• [TASK GOAL] What you return should match every record exactly, with the images removed.

Entries taken from a collection
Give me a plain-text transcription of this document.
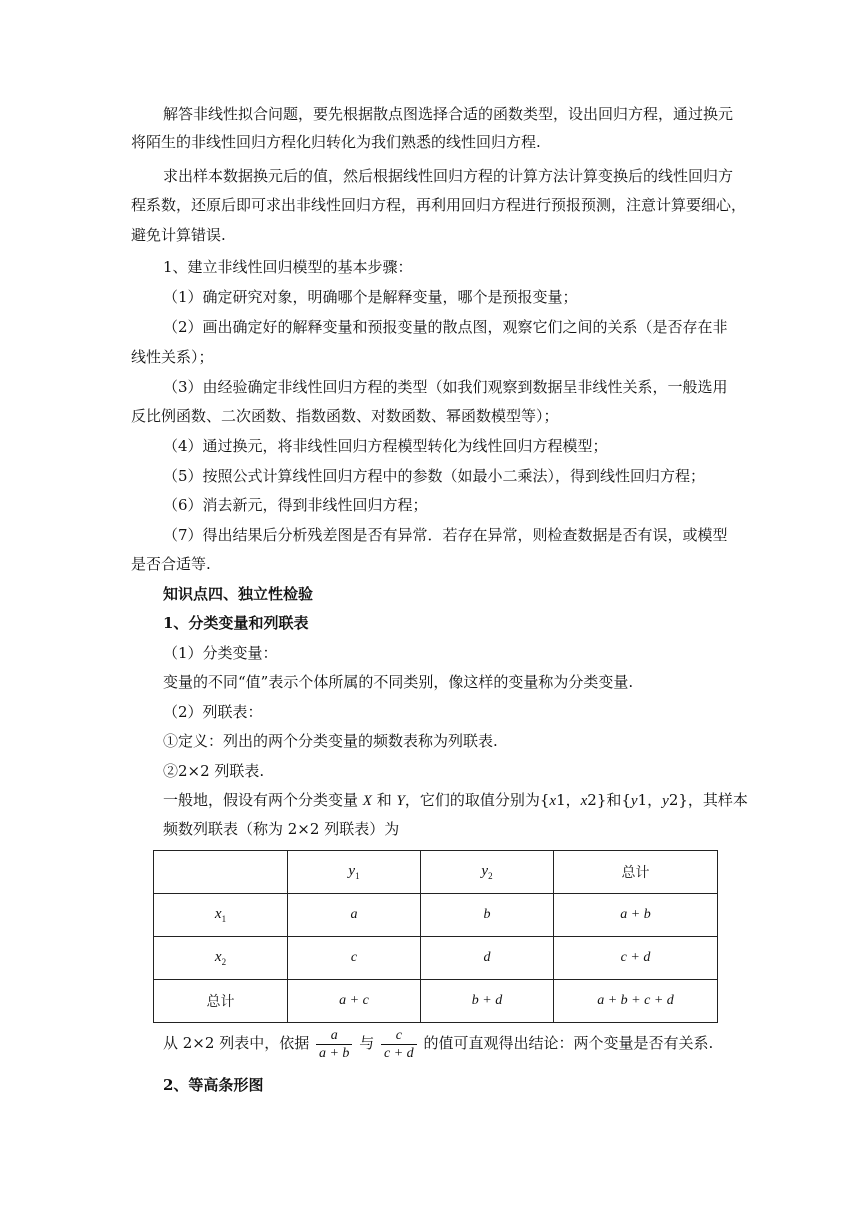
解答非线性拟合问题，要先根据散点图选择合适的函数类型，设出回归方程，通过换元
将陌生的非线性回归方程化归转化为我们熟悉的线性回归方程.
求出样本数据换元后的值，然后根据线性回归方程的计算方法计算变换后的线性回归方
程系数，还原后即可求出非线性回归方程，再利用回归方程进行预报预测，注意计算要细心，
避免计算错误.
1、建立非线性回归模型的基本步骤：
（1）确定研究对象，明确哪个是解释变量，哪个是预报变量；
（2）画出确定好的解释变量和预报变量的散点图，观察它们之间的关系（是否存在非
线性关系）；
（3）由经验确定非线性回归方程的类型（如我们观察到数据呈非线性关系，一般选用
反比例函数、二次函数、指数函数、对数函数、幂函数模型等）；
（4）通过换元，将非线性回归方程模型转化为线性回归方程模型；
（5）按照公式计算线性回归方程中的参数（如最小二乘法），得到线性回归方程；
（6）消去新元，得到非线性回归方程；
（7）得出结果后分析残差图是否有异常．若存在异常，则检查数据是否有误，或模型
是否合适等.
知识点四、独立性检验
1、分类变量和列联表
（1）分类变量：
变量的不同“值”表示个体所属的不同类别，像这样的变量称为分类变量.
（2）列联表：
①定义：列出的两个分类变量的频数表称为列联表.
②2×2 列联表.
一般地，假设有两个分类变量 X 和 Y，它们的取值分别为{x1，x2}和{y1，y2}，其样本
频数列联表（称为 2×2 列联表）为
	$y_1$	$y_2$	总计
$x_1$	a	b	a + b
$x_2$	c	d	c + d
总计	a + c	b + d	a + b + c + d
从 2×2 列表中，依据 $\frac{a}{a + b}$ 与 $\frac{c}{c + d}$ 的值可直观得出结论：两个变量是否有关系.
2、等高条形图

• [THE OUTPUT]
Give me a plain-text transcription of this document.
解答非线性拟合问题，要先根据散点图选择合适的函数类型，设出回归方程，通过换元
将陌生的非线性回归方程化归转化为我们熟悉的线性回归方程.
求出样本数据换元后的值，然后根据线性回归方程的计算方法计算变换后的线性回归方
程系数，还原后即可求出非线性回归方程，再利用回归方程进行预报预测，注意计算要细心，
避免计算错误.
1、建立非线性回归模型的基本步骤：
（1）确定研究对象，明确哪个是解释变量，哪个是预报变量；
（2）画出确定好的解释变量和预报变量的散点图，观察它们之间的关系（是否存在非
线性关系）；
（3）由经验确定非线性回归方程的类型（如我们观察到数据呈非线性关系，一般选用
反比例函数、二次函数、指数函数、对数函数、幂函数模型等）；
（4）通过换元，将非线性回归方程模型转化为线性回归方程模型；
（5）按照公式计算线性回归方程中的参数（如最小二乘法），得到线性回归方程；
（6）消去新元，得到非线性回归方程；
（7）得出结果后分析残差图是否有异常．若存在异常，则检查数据是否有误，或模型
是否合适等.
知识点四、独立性检验
1、分类变量和列联表
（1）分类变量：
变量的不同“值”表示个体所属的不同类别，像这样的变量称为分类变量.
（2）列联表：
①定义：列出的两个分类变量的频数表称为列联表.
②2×2 列联表.
一般地，假设有两个分类变量 X 和 Y，它们的取值分别为{x1，x2}和{y1，y2}，其样本
频数列联表（称为 2×2 列联表）为
	$y_1$	$y_2$	总计
$x_1$	a	b	a + b
$x_2$	c	d	c + d
总计	a + c	b + d	a + b + c + d
从 2×2 列表中，依据 $\frac{a}{a + b}$ 与 $\frac{c}{c + d}$ 的值可直观得出结论：两个变量是否有关系.
2、等高条形图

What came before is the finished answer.